• **WORK TO COMPLETE**: Check each line of the records below and collect those that include the word "district".
_ _ _
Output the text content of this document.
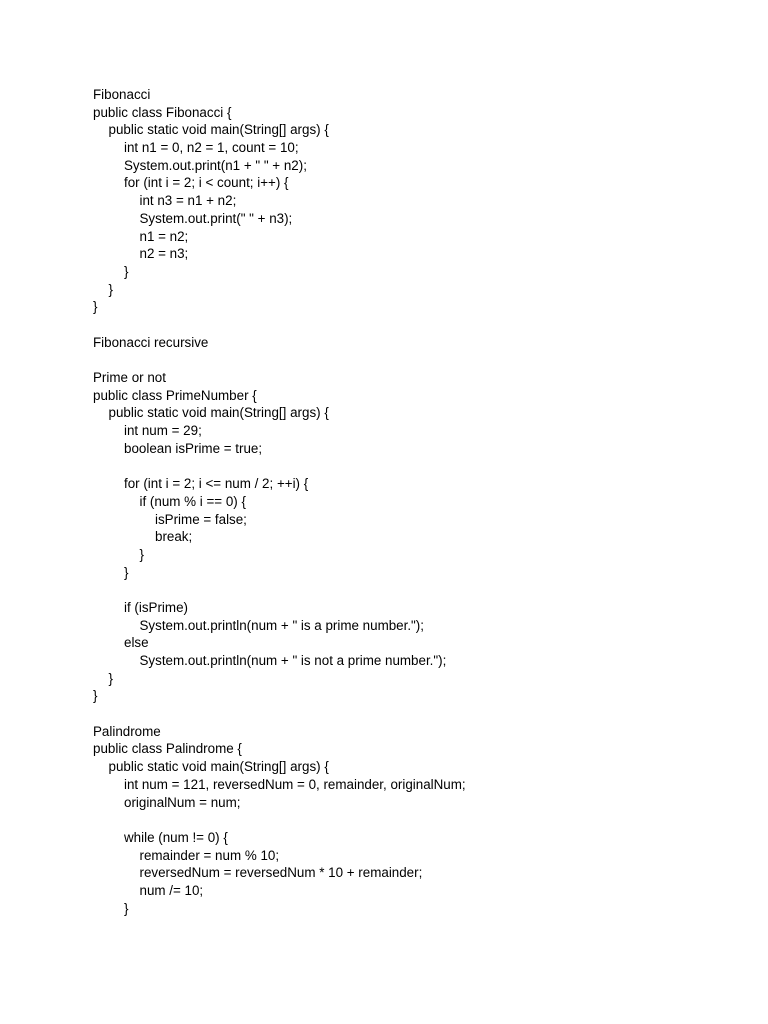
Fibonacci
public class Fibonacci {
public static void main(String[] args) {
int n1 = 0, n2 = 1, count = 10;
System.out.print(n1 + " " + n2);
for (int i = 2; i < count; i++) {
int n3 = n1 + n2;
System.out.print(" " + n3);
n1 = n2;
n2 = n3;
}
}
}
Fibonacci recursive
Prime or not
public class PrimeNumber {
public static void main(String[] args) {
int num = 29;
boolean isPrime = true;
for (int i = 2; i <= num / 2; ++i) {
if (num % i == 0) {
isPrime = false;
break;
}
}
if (isPrime)
System.out.println(num + " is a prime number.");
else
System.out.println(num + " is not a prime number.");
}
}
Palindrome
public class Palindrome {
public static void main(String[] args) {
int num = 121, reversedNum = 0, remainder, originalNum;
originalNum = num;
while (num != 0) {
remainder = num % 10;
reversedNum = reversedNum * 10 + remainder;
num /= 10;
}
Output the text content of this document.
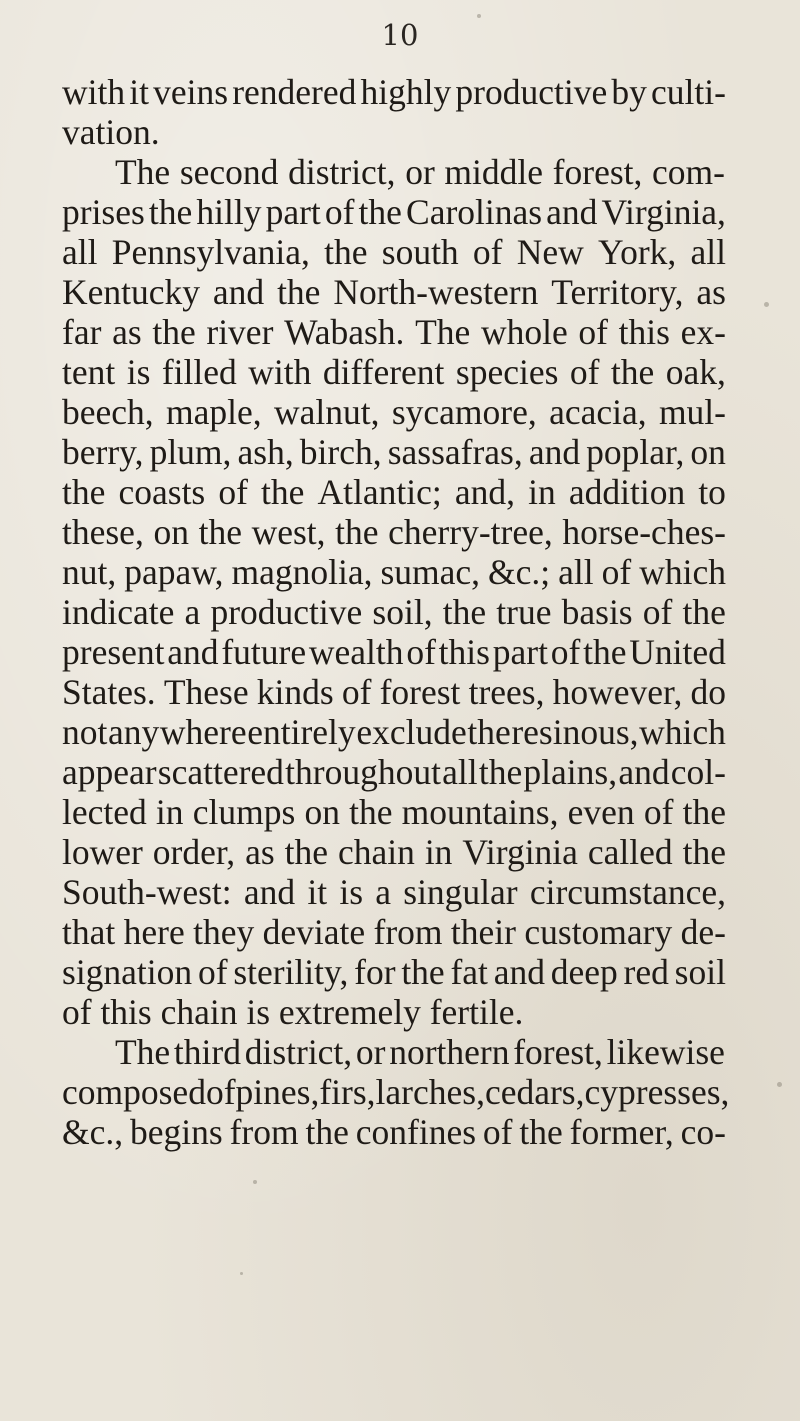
10
with it veins rendered highly productive by culti-
vation.
The second district, or middle forest, com-
prises the hilly part of the Carolinas and Virginia,
all Pennsylvania, the south of New York, all
Kentucky and the North-western Territory, as
far as the river Wabash. The whole of this ex-
tent is filled with different species of the oak,
beech, maple, walnut, sycamore, acacia, mul-
berry, plum, ash, birch, sassafras, and poplar, on
the coasts of the Atlantic; and, in addition to
these, on the west, the cherry-tree, horse-ches-
nut, papaw, magnolia, sumac, &c.; all of which
indicate a productive soil, the true basis of the
present and future wealth of this part of the United
States. These kinds of forest trees, however, do
not any where entirely exclude the resinous, which
appear scattered throughout all the plains, and col-
lected in clumps on the mountains, even of the
lower order, as the chain in Virginia called the
South-west: and it is a singular circumstance,
that here they deviate from their customary de-
signation of sterility, for the fat and deep red soil
of this chain is extremely fertile.
The third district, or northern forest, likewise
composed of pines, firs, larches, cedars, cypresses,
&c., begins from the confines of the former, co-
_ _ _
• **EXERCISE RESULT**:
The second district, or middle forest, com-
The third district, or northern forest, likewise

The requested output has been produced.